Task to complete: Please pull out each line in the records below that contains the string "Match".

○ ○ ○ ○

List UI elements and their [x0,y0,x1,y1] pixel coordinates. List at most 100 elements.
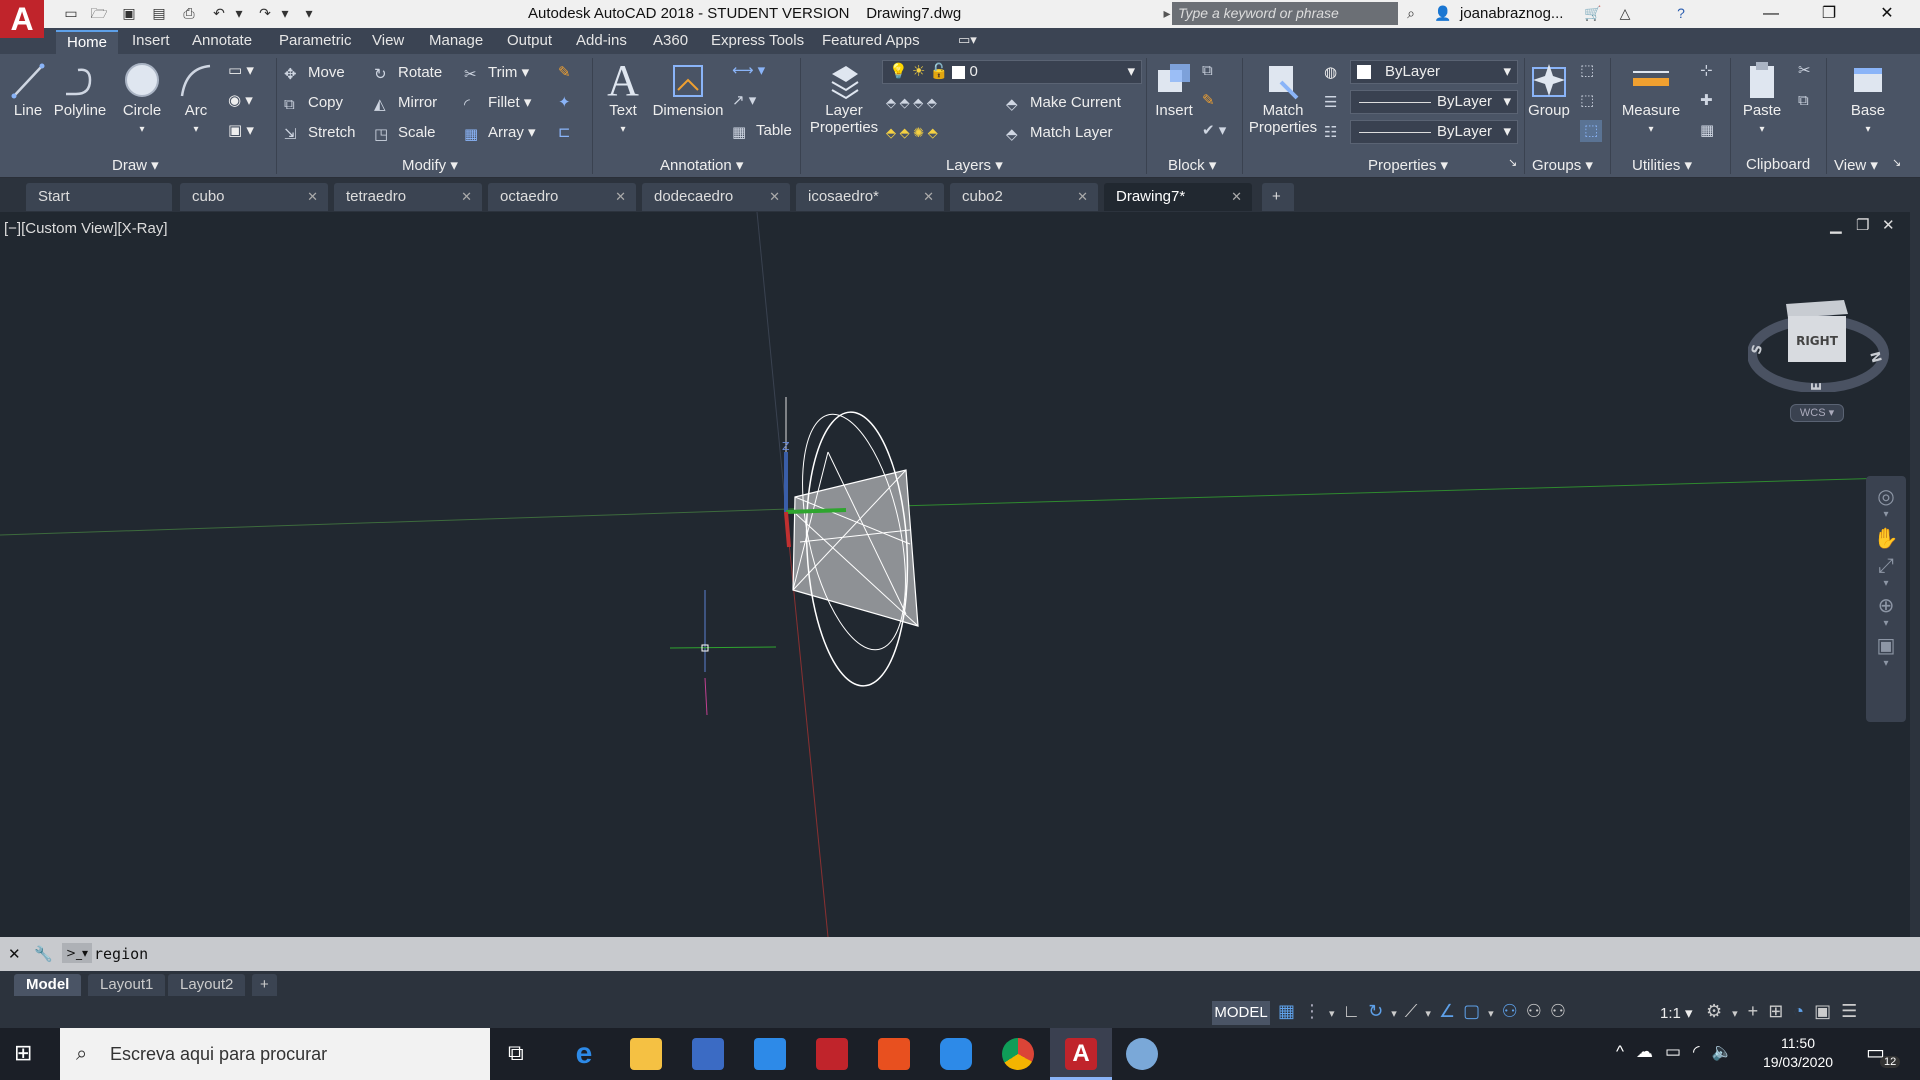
insert-button[interactable]: Insert [1152,60,1196,119]
arc-dropdown-icon[interactable]: ▾ [193,124,198,135]
annotation-scale[interactable]: 1:1 ▾ [1660,1004,1693,1022]
tab-annotate[interactable]: Annotate [192,32,252,49]
circle-dropdown-icon[interactable]: ▾ [139,124,144,135]
draw-panel-title[interactable]: Draw ▾ [112,156,159,174]
color-wheel-icon[interactable]: ◍ [1324,62,1337,84]
isodraft-icon[interactable]: ⟋ [1405,1001,1426,1021]
groups-panel-title[interactable]: Groups ▾ [1532,156,1593,174]
quick-access-customize-icon[interactable]: ▾ [300,5,318,21]
open-file-icon[interactable]: 🗁 [90,5,108,21]
tab-output[interactable]: Output [507,32,552,49]
new-tab-button[interactable]: + [1262,183,1294,211]
layer-state-icons[interactable]: ⬘ ⬘ ✺ ⬘ [886,122,938,144]
viewcube[interactable]: RIGHT S N E WCS ▾ [1747,292,1890,432]
autocad-taskbar-button[interactable]: A [1050,1028,1112,1080]
tab-manage[interactable]: Manage [429,32,483,49]
linetype-icon[interactable]: ☷ [1324,122,1337,144]
line-button[interactable]: Line [8,60,48,119]
color-dropdown[interactable]: ByLayer ▾ [1350,60,1518,84]
save-icon[interactable]: ▣ [120,5,138,21]
annotation-scale-icon[interactable]: ⚇ [1550,1001,1574,1021]
copy-clip-icon[interactable]: ⧉ [1798,90,1809,112]
hardware-acceleration-icon[interactable]: ◔ [1793,1001,1814,1021]
paste-dropdown-icon[interactable]: ▾ [1759,124,1764,135]
workspace-gear-icon[interactable]: ⚙ [1706,1001,1732,1021]
erase-icon[interactable]: ✎ [558,62,571,84]
close-command-line-icon[interactable]: ✕ [8,945,21,963]
clean-screen-icon[interactable]: ▣ [1814,1001,1841,1021]
tab-home[interactable]: Home [56,30,118,54]
showmotion-icon[interactable]: ▣ [1866,633,1906,658]
doc-tab-drawing7[interactable]: Drawing7* ✕ [1104,183,1252,211]
linetype-dropdown[interactable]: ByLayer ▾ [1350,120,1518,144]
circle-button[interactable]: Circle ▾ [118,60,166,136]
taskbar-search-input[interactable]: ⌕ Escreva aqui para procurar [60,1028,490,1080]
lineweight-dropdown[interactable]: ByLayer ▾ [1350,90,1518,114]
trim-button[interactable]: ✂ Trim ▾ [464,62,529,84]
annotation-panel-title[interactable]: Annotation ▾ [660,156,743,174]
tab-view[interactable]: View [372,32,404,49]
group-button[interactable]: Group [1528,60,1570,119]
tab-layout1[interactable]: Layout1 [88,974,166,996]
tab-a360[interactable]: A360 [653,32,688,49]
group-edit-icon[interactable]: ⬚ [1580,90,1594,112]
block-panel-title[interactable]: Block ▾ [1168,156,1216,174]
doc-tab-icosaedro[interactable]: icosaedro* ✕ [796,183,944,211]
plot-icon[interactable]: ⎙ [180,5,198,21]
file-explorer-icon[interactable] [630,1038,662,1070]
new-layout-button[interactable]: + [252,974,277,996]
calculator-icon[interactable]: ▦ [1700,120,1714,142]
mcafee-icon[interactable] [816,1038,848,1070]
undo-dropdown-icon[interactable]: ▾ [230,5,248,21]
paste-button[interactable]: Paste ▾ [1738,60,1786,136]
binoculars-icon[interactable]: ⌕ [1402,5,1420,21]
close-tab-icon[interactable]: ✕ [307,183,318,211]
onedrive-icon[interactable]: ☁ [1636,1042,1665,1061]
lineweight-icon[interactable]: ☰ [1324,92,1337,114]
tab-parametric[interactable]: Parametric [279,32,352,49]
zoom-icon[interactable] [940,1038,972,1070]
leader-icon[interactable]: ↗ ▾ [732,90,756,112]
base-dropdown-icon[interactable]: ▾ [1865,124,1870,135]
undo-icon[interactable]: ↶ [210,5,228,21]
layer-properties-button[interactable]: Layer Properties [806,60,882,136]
close-tab-icon[interactable]: ✕ [1077,183,1088,211]
arc-button[interactable]: Arc ▾ [176,60,216,136]
match-layer-button[interactable]: ⬘ Match Layer [1006,122,1113,144]
windows-start-icon[interactable]: ⊞ [14,1040,32,1066]
office-icon[interactable] [878,1038,910,1070]
text-button[interactable]: A Text ▾ [602,59,644,136]
polar-icon[interactable]: ↻ [1368,1001,1391,1021]
array-button[interactable]: ▦ Array ▾ [464,122,536,144]
match-properties-button[interactable]: Match Properties [1248,60,1318,136]
clipboard-panel-title[interactable]: Clipboard [1746,156,1810,173]
doc-tab-octaedro[interactable]: octaedro ✕ [488,183,636,211]
help-icon[interactable]: ? [1672,5,1690,21]
taskbar-clock[interactable]: 11:50 19/03/2020 [1752,1034,1844,1072]
tab-add-ins[interactable]: Add-ins [576,32,627,49]
mail-icon[interactable] [754,1038,786,1070]
plus-icon[interactable]: + [1748,1001,1769,1021]
customize-icon[interactable]: 🔧 [34,945,53,963]
wifi-icon[interactable]: ◜ [1693,1042,1712,1061]
layers-panel-title[interactable]: Layers ▾ [946,156,1003,174]
tab-express-tools[interactable]: Express Tools [711,32,804,49]
drawing-viewport[interactable]: [−][Custom View][X-Ray] ▁ ❐ ✕ Z RIGHT S … [0,212,1920,937]
application-menu-button[interactable]: A [0,0,44,38]
copy-button[interactable]: ⧉ Copy [284,92,343,114]
properties-dialog-launcher-icon[interactable]: ↘ [1508,156,1517,169]
task-view-icon[interactable]: ⧉ [508,1040,524,1066]
ungroup-icon[interactable]: ⬚ [1580,60,1594,82]
user-account[interactable]: joanabraznog... [1460,5,1563,22]
user-icon[interactable]: 👤 [1434,5,1452,21]
layer-dropdown[interactable]: 💡 ☀ 🔓 0 ▾ [882,60,1142,84]
quick-select-icon[interactable]: ⊹ [1700,60,1713,82]
view-dialog-launcher-icon[interactable]: ↘ [1892,156,1901,169]
rotate-button[interactable]: ↻ Rotate [374,62,442,84]
paint-icon[interactable] [1126,1038,1158,1070]
tab-featured-apps[interactable]: Featured Apps [822,32,920,49]
close-tab-icon[interactable]: ✕ [923,183,934,211]
cart-icon[interactable]: 🛒 [1584,5,1602,21]
recent-commands-icon[interactable]: >_▾ [62,943,92,963]
edge-browser-icon[interactable]: e [568,1038,600,1070]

○ ○ ○ ○

Result for this task:
match-layer-button[interactable]: ⬘ Match Layer [1006,122,1113,144]
match-properties-button[interactable]: Match Properties [1248,60,1318,136]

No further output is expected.